PROVIDED ENTRIES.
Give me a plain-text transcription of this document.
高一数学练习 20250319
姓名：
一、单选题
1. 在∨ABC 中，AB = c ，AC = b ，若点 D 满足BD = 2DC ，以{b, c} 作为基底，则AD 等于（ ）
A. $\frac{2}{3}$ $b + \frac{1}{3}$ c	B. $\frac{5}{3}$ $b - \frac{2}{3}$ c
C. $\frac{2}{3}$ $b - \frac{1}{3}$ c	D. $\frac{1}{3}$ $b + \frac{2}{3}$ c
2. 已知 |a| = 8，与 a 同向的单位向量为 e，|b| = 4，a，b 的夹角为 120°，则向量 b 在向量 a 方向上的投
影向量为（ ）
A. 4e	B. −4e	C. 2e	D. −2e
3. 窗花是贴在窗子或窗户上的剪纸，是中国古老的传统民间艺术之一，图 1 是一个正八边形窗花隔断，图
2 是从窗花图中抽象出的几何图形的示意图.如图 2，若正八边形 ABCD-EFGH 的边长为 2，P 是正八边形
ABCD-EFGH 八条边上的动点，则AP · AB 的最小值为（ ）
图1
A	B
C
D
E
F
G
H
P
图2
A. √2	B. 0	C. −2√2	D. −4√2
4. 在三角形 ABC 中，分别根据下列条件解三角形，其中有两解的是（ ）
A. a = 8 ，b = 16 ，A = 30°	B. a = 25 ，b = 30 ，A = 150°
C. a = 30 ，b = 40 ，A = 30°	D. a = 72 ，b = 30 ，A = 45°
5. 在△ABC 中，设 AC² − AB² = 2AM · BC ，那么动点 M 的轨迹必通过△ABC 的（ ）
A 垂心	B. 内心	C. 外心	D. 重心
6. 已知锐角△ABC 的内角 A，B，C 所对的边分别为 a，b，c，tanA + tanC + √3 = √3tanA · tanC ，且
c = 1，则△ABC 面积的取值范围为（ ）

...

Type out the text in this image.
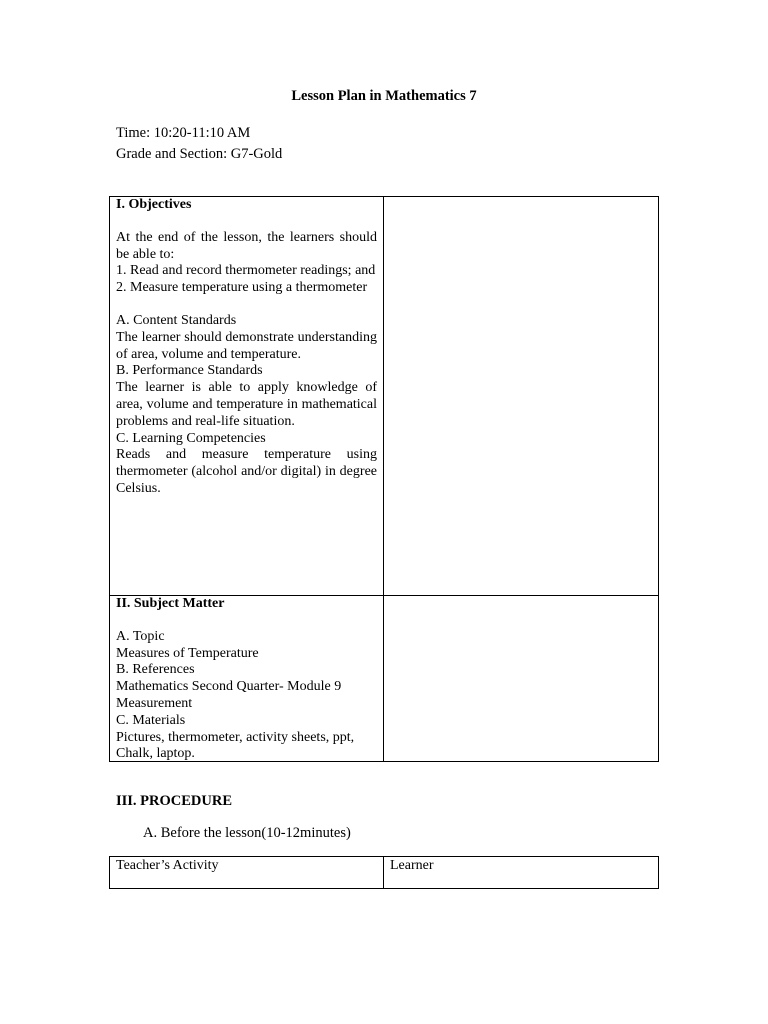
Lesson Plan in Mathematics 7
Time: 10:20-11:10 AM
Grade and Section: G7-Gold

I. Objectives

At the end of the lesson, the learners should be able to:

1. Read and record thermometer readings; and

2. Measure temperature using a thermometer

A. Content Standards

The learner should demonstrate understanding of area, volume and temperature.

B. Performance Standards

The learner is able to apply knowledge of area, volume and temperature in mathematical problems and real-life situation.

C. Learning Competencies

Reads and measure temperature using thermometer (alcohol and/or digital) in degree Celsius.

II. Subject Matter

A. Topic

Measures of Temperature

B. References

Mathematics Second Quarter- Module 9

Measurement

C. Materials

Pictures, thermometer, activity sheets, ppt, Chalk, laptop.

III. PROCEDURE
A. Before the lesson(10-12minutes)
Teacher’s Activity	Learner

---

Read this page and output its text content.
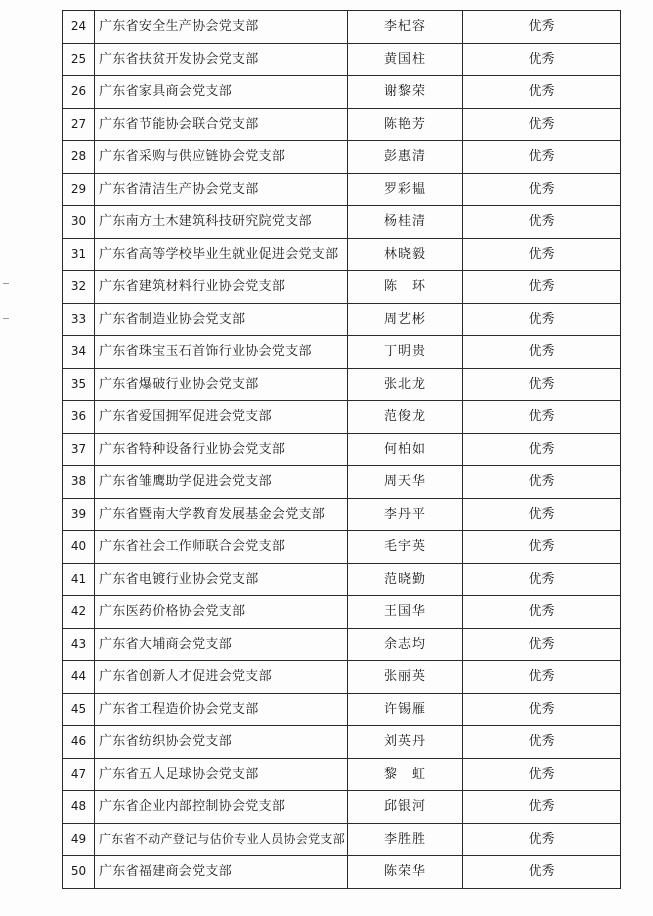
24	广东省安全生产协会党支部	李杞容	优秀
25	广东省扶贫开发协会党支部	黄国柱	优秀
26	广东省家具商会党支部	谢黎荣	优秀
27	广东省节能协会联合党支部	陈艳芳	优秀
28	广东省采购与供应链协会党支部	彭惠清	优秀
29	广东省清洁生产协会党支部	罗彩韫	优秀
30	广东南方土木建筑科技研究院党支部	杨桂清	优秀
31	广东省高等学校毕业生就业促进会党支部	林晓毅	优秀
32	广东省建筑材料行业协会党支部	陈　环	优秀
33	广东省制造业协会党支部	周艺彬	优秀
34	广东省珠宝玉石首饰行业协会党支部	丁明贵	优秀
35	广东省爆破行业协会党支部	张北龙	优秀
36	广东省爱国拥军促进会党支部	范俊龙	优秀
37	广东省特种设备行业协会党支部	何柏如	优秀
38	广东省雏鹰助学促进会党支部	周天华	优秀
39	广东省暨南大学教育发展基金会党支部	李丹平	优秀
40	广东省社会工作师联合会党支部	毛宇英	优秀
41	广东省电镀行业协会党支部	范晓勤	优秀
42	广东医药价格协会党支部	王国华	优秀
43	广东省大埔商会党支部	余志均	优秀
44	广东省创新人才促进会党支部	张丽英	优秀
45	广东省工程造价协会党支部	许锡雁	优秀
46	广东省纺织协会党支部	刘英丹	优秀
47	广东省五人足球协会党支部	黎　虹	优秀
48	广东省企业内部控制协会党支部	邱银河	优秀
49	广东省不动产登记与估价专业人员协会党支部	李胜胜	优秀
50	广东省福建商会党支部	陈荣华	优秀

EXERCISE.
For each line of the listing that holds the word "this", show that line.

EXPECTED ANSWER.
Give me a plain-text transcription of this document.
Type out the text in this image.
Read this page and output its text content.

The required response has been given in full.